- Available records -
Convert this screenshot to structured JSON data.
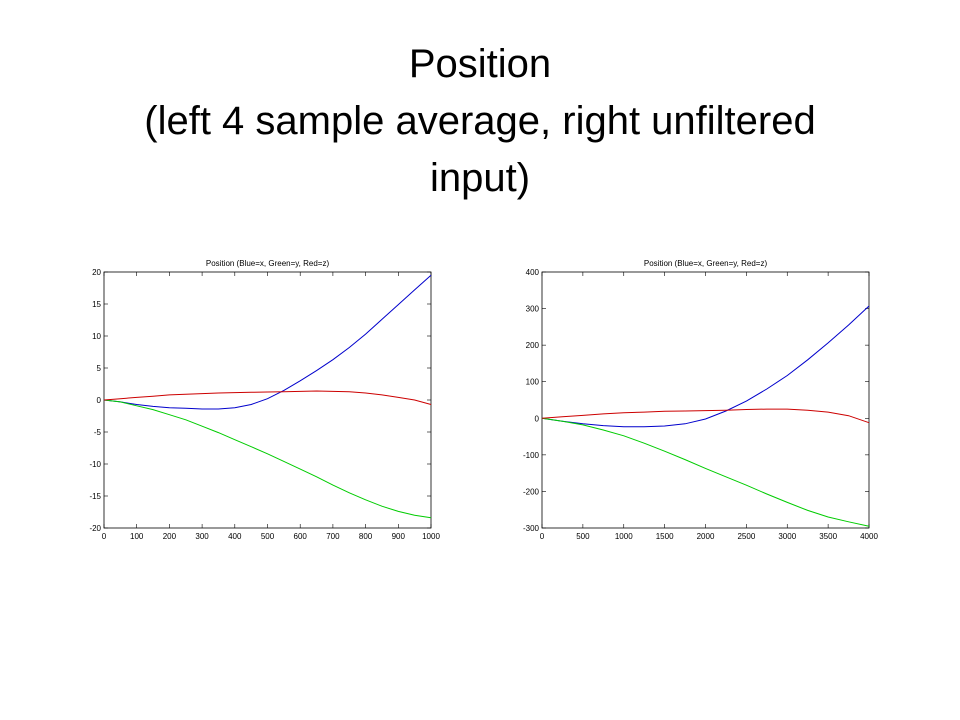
{
  "slide": {
    "title_line1": "Position",
    "title_line2": "(left 4 sample average, right unfiltered",
    "title_line3": "input)"
  },
  "chart_data": [
    {
      "type": "line",
      "title": "Position (Blue=x, Green=y, Red=z)",
      "xlabel": "",
      "ylabel": "",
      "xlim": [
        0,
        1000
      ],
      "ylim": [
        -20,
        20
      ],
      "xticks": [
        0,
        100,
        200,
        300,
        400,
        500,
        600,
        700,
        800,
        900,
        1000
      ],
      "yticks": [
        -20,
        -15,
        -10,
        -5,
        0,
        5,
        10,
        15,
        20
      ],
      "grid": false,
      "series": [
        {
          "color": "#0000cc",
          "x": [
            0,
            50,
            100,
            150,
            200,
            250,
            300,
            350,
            400,
            450,
            500,
            550,
            600,
            650,
            700,
            750,
            800,
            850,
            900,
            950,
            1000
          ],
          "y": [
            0,
            -0.3,
            -0.7,
            -1.0,
            -1.2,
            -1.3,
            -1.4,
            -1.4,
            -1.2,
            -0.7,
            0.2,
            1.5,
            3.0,
            4.6,
            6.3,
            8.2,
            10.3,
            12.6,
            14.9,
            17.2,
            19.5
          ]
        },
        {
          "color": "#00cc00",
          "x": [
            0,
            50,
            100,
            150,
            200,
            250,
            300,
            350,
            400,
            450,
            500,
            550,
            600,
            650,
            700,
            750,
            800,
            850,
            900,
            950,
            1000
          ],
          "y": [
            0,
            -0.3,
            -0.9,
            -1.5,
            -2.3,
            -3.1,
            -4.1,
            -5.1,
            -6.2,
            -7.3,
            -8.4,
            -9.6,
            -10.8,
            -12.0,
            -13.3,
            -14.5,
            -15.6,
            -16.6,
            -17.4,
            -18.0,
            -18.4
          ]
        },
        {
          "color": "#cc0000",
          "x": [
            0,
            50,
            100,
            150,
            200,
            250,
            300,
            350,
            400,
            450,
            500,
            550,
            600,
            650,
            700,
            750,
            800,
            850,
            900,
            950,
            1000
          ],
          "y": [
            0,
            0.2,
            0.4,
            0.6,
            0.8,
            0.9,
            1.0,
            1.1,
            1.15,
            1.2,
            1.25,
            1.3,
            1.35,
            1.4,
            1.35,
            1.3,
            1.1,
            0.8,
            0.4,
            0.0,
            -0.7
          ]
        }
      ]
    },
    {
      "type": "line",
      "title": "Position (Blue=x, Green=y, Red=z)",
      "xlabel": "",
      "ylabel": "",
      "xlim": [
        0,
        4000
      ],
      "ylim": [
        -300,
        400
      ],
      "xticks": [
        0,
        500,
        1000,
        1500,
        2000,
        2500,
        3000,
        3500,
        4000
      ],
      "yticks": [
        -300,
        -200,
        -100,
        0,
        100,
        200,
        300,
        400
      ],
      "grid": false,
      "series": [
        {
          "color": "#0000cc",
          "x": [
            0,
            250,
            500,
            750,
            1000,
            1250,
            1500,
            1750,
            2000,
            2250,
            2500,
            2750,
            3000,
            3250,
            3500,
            3750,
            4000
          ],
          "y": [
            0,
            -8,
            -15,
            -20,
            -23,
            -23,
            -21,
            -15,
            -2,
            20,
            47,
            80,
            117,
            160,
            206,
            255,
            307
          ]
        },
        {
          "color": "#00cc00",
          "x": [
            0,
            250,
            500,
            750,
            1000,
            1250,
            1500,
            1750,
            2000,
            2250,
            2500,
            2750,
            3000,
            3250,
            3500,
            3750,
            4000
          ],
          "y": [
            0,
            -8,
            -18,
            -32,
            -48,
            -68,
            -90,
            -113,
            -137,
            -160,
            -183,
            -207,
            -230,
            -252,
            -270,
            -283,
            -295
          ]
        },
        {
          "color": "#cc0000",
          "x": [
            0,
            250,
            500,
            750,
            1000,
            1250,
            1500,
            1750,
            2000,
            2250,
            2500,
            2750,
            3000,
            3250,
            3500,
            3750,
            4000
          ],
          "y": [
            0,
            4,
            8,
            12,
            15,
            17,
            19,
            20,
            21,
            22,
            24,
            25,
            25,
            22,
            17,
            7,
            -12
          ]
        }
      ]
    }
  ]
}
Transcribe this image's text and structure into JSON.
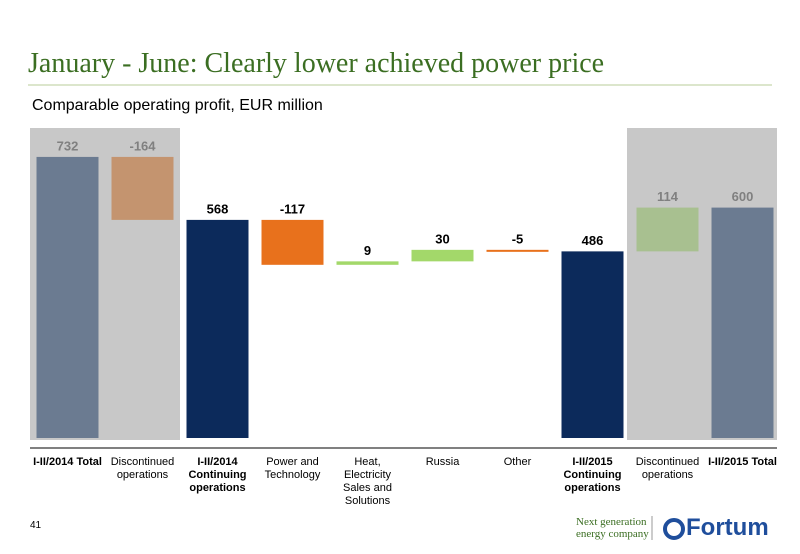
{
  "slide": {
    "title": "January - June: Clearly lower achieved power price",
    "page_number": "41",
    "tagline": "Next generation energy company",
    "logo": "Fortum"
  },
  "chart_data": {
    "type": "waterfall",
    "title": "Comparable operating profit, EUR million",
    "categories": [
      "I-II/2014 Total",
      "Discontinued operations",
      "I-II/2014 Continuing operations",
      "Power and Technology",
      "Heat, Electricity Sales and Solutions",
      "Russia",
      "Other",
      "I-II/2015 Continuing operations",
      "Discontinued operations",
      "I-II/2015 Total"
    ],
    "values": [
      732,
      -164,
      568,
      -117,
      9,
      30,
      -5,
      486,
      114,
      600
    ],
    "kinds": [
      "total",
      "delta",
      "total",
      "delta",
      "delta",
      "delta",
      "delta",
      "total",
      "delta",
      "total"
    ],
    "colors": [
      "#6b7b91",
      "#c4946f",
      "#0c2a5b",
      "#e8711c",
      "#a3d86a",
      "#a3d86a",
      "#e8711c",
      "#0c2a5b",
      "#a8c090",
      "#6b7b91"
    ],
    "value_label_colors": [
      "#808080",
      "#808080",
      "#000000",
      "#000000",
      "#000000",
      "#000000",
      "#000000",
      "#000000",
      "#808080",
      "#808080"
    ]
  }
}
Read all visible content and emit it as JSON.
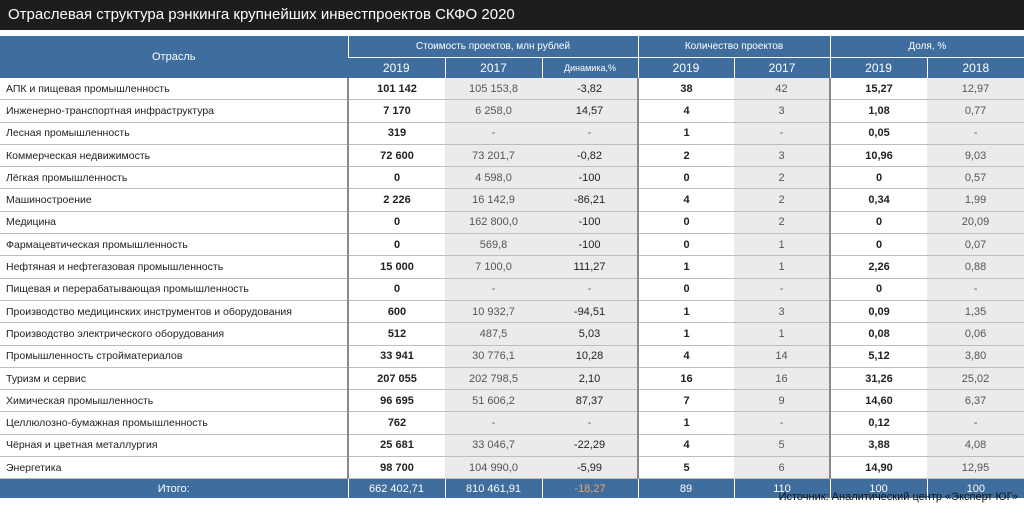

- The request -
Retype the entries word for word. Omit any images.

- Full output -
Convert this screenshot to structured JSON data.
{
  "slide": {
    "title_line1": "Position",
    "title_line2": "(left 4 sample average, right unfiltered",
    "title_line3": "input)"
  },
  "chart_data": [
    {
      "type": "line",
      "title": "Position (Blue=x, Green=y, Red=z)",
      "xlabel": "",
      "ylabel": "",
      "xlim": [
        0,
        1000
      ],
      "ylim": [
        -20,
        20
      ],
      "xticks": [
        0,
        100,
        200,
        300,
        400,
        500,
        600,
        700,
        800,
        900,
        1000
      ],
      "yticks": [
        -20,
        -15,
        -10,
        -5,
        0,
        5,
        10,
        15,
        20
      ],
      "grid": false,
      "series": [
        {
          "color": "#0000cc",
          "x": [
            0,
            50,
            100,
            150,
            200,
            250,
            300,
            350,
            400,
            450,
            500,
            550,
            600,
            650,
            700,
            750,
            800,
            850,
            900,
            950,
            1000
          ],
          "y": [
            0,
            -0.3,
            -0.7,
            -1.0,
            -1.2,
            -1.3,
            -1.4,
            -1.4,
            -1.2,
            -0.7,
            0.2,
            1.5,
            3.0,
            4.6,
            6.3,
            8.2,
            10.3,
            12.6,
            14.9,
            17.2,
            19.5
          ]
        },
        {
          "color": "#00cc00",
          "x": [
            0,
            50,
            100,
            150,
            200,
            250,
            300,
            350,
            400,
            450,
            500,
            550,
            600,
            650,
            700,
            750,
            800,
            850,
            900,
            950,
            1000
          ],
          "y": [
            0,
            -0.3,
            -0.9,
            -1.5,
            -2.3,
            -3.1,
            -4.1,
            -5.1,
            -6.2,
            -7.3,
            -8.4,
            -9.6,
            -10.8,
            -12.0,
            -13.3,
            -14.5,
            -15.6,
            -16.6,
            -17.4,
            -18.0,
            -18.4
          ]
        },
        {
          "color": "#cc0000",
          "x": [
            0,
            50,
            100,
            150,
            200,
            250,
            300,
            350,
            400,
            450,
            500,
            550,
            600,
            650,
            700,
            750,
            800,
            850,
            900,
            950,
            1000
          ],
          "y": [
            0,
            0.2,
            0.4,
            0.6,
            0.8,
            0.9,
            1.0,
            1.1,
            1.15,
            1.2,
            1.25,
            1.3,
            1.35,
            1.4,
            1.35,
            1.3,
            1.1,
            0.8,
            0.4,
            0.0,
            -0.7
          ]
        }
      ]
    },
    {
      "type": "line",
      "title": "Position (Blue=x, Green=y, Red=z)",
      "xlabel": "",
      "ylabel": "",
      "xlim": [
        0,
        4000
      ],
      "ylim": [
        -300,
        400
      ],
      "xticks": [
        0,
        500,
        1000,
        1500,
        2000,
        2500,
        3000,
        3500,
        4000
      ],
      "yticks": [
        -300,
        -200,
        -100,
        0,
        100,
        200,
        300,
        400
      ],
      "grid": false,
      "series": [
        {
          "color": "#0000cc",
          "x": [
            0,
            250,
            500,
            750,
            1000,
            1250,
            1500,
            1750,
            2000,
            2250,
            2500,
            2750,
            3000,
            3250,
            3500,
            3750,
            4000
          ],
          "y": [
            0,
            -8,
            -15,
            -20,
            -23,
            -23,
            -21,
            -15,
            -2,
            20,
            47,
            80,
            117,
            160,
            206,
            255,
            307
          ]
        },
        {
          "color": "#00cc00",
          "x": [
            0,
            250,
            500,
            750,
            1000,
            1250,
            1500,
            1750,
            2000,
            2250,
            2500,
            2750,
            3000,
            3250,
            3500,
            3750,
            4000
          ],
          "y": [
            0,
            -8,
            -18,
            -32,
            -48,
            -68,
            -90,
            -113,
            -137,
            -160,
            -183,
            -207,
            -230,
            -252,
            -270,
            -283,
            -295
          ]
        },
        {
          "color": "#cc0000",
          "x": [
            0,
            250,
            500,
            750,
            1000,
            1250,
            1500,
            1750,
            2000,
            2250,
            2500,
            2750,
            3000,
            3250,
            3500,
            3750,
            4000
          ],
          "y": [
            0,
            4,
            8,
            12,
            15,
            17,
            19,
            20,
            21,
            22,
            24,
            25,
            25,
            22,
            17,
            7,
            -12
          ]
        }
      ]
    }
  ]
}
Transcribe this image's text and structure into JSON.
{
  "slide": {
    "title": "January - June: Clearly lower achieved power price",
    "page_number": "41",
    "tagline": "Next generation energy company",
    "logo": "Fortum"
  },
  "chart_data": {
    "type": "waterfall",
    "title": "Comparable operating profit, EUR million",
    "categories": [
      "I-II/2014 Total",
      "Discontinued operations",
      "I-II/2014 Continuing operations",
      "Power and Technology",
      "Heat, Electricity Sales and Solutions",
      "Russia",
      "Other",
      "I-II/2015 Continuing operations",
      "Discontinued operations",
      "I-II/2015 Total"
    ],
    "values": [
      732,
      -164,
      568,
      -117,
      9,
      30,
      -5,
      486,
      114,
      600
    ],
    "kinds": [
      "total",
      "delta",
      "total",
      "delta",
      "delta",
      "delta",
      "delta",
      "total",
      "delta",
      "total"
    ],
    "colors": [
      "#6b7b91",
      "#c4946f",
      "#0c2a5b",
      "#e8711c",
      "#a3d86a",
      "#a3d86a",
      "#e8711c",
      "#0c2a5b",
      "#a8c090",
      "#6b7b91"
    ],
    "value_label_colors": [
      "#808080",
      "#808080",
      "#000000",
      "#000000",
      "#000000",
      "#000000",
      "#000000",
      "#000000",
      "#808080",
      "#808080"
    ]
  }
}
Read all visible content and emit it as JSON.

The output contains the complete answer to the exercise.